Restate the data below word for word. Skip any images it contains.

--- BEGIN DATA SHOWN ---

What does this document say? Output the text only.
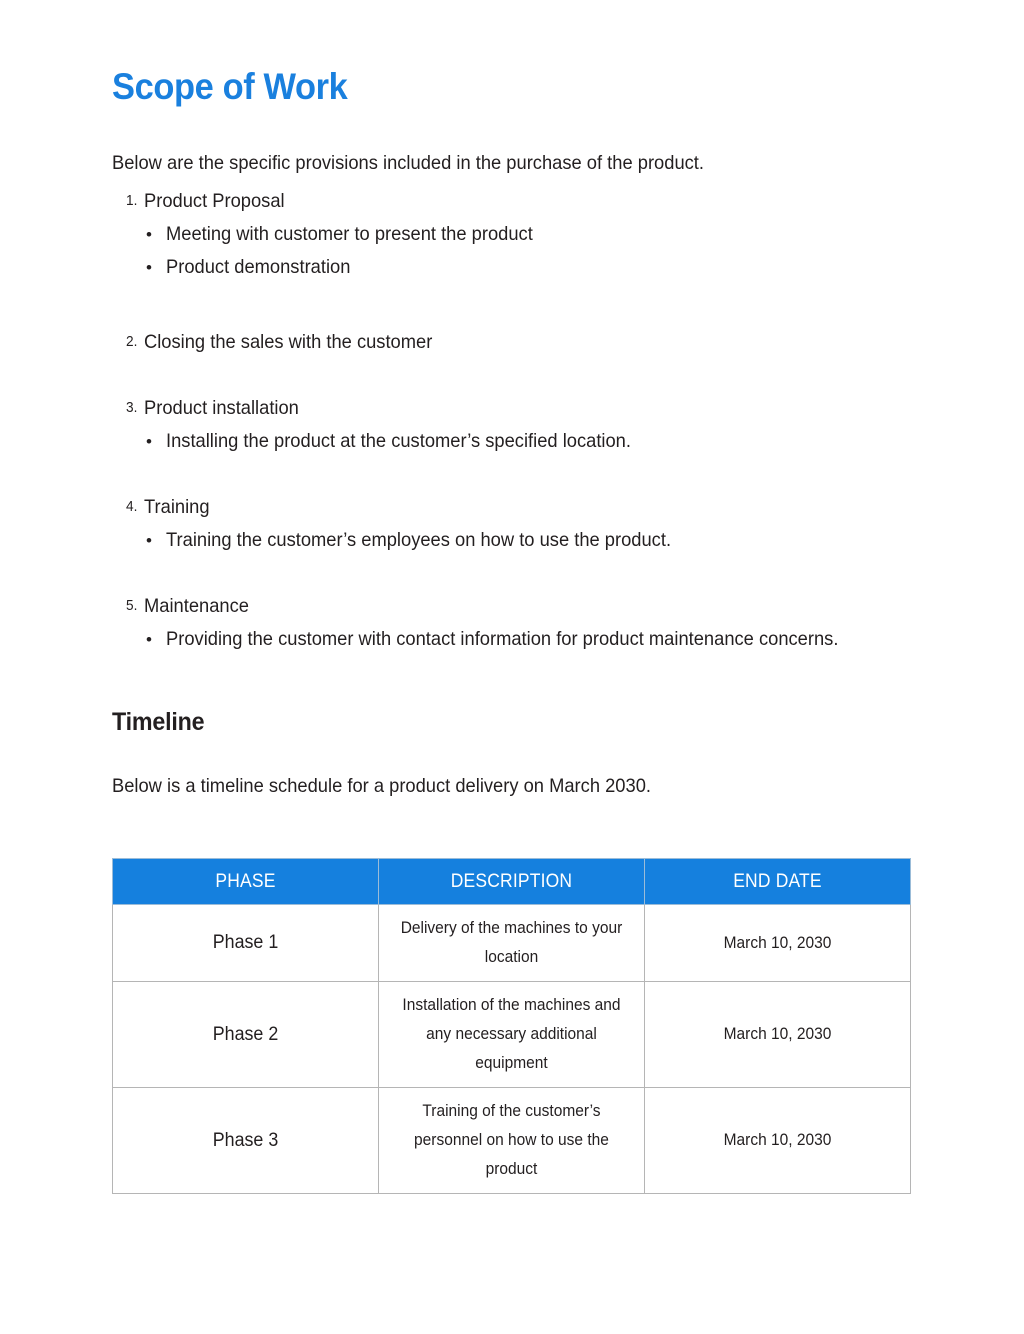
Scope of Work

Below are the specific provisions included in the purchase of the product.

1. Product Proposal
• Meeting with customer to present the product
• Product demonstration
2. Closing the sales with the customer
3. Product installation
• Installing the product at the customer’s specified location.
4. Training
• Training the customer’s employees on how to use the product.
5. Maintenance
• Providing the customer with contact information for product maintenance concerns.
Timeline

Below is a timeline schedule for a product delivery on March 2030.

PHASE	DESCRIPTION	END DATE

Phase 1	Delivery of the machines to your location	March 10, 2030

Phase 2	Installation of the machines and any necessary additional equipment	March 10, 2030

Phase 3	Training of the customer’s personnel on how to use the product	March 10, 2030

--- END DATA SHOWN ---

EXERCISE OUTPUT:
What does this document say? Output the text only.
Scope of Work

Below are the specific provisions included in the purchase of the product.

1. Product Proposal
• Meeting with customer to present the product
• Product demonstration
2. Closing the sales with the customer
3. Product installation
• Installing the product at the customer’s specified location.
4. Training
• Training the customer’s employees on how to use the product.
5. Maintenance
• Providing the customer with contact information for product maintenance concerns.
Timeline

Below is a timeline schedule for a product delivery on March 2030.

PHASE	DESCRIPTION	END DATE

Phase 1	Delivery of the machines to your location	March 10, 2030

Phase 2	Installation of the machines and any necessary additional equipment	March 10, 2030

Phase 3	Training of the customer’s personnel on how to use the product	March 10, 2030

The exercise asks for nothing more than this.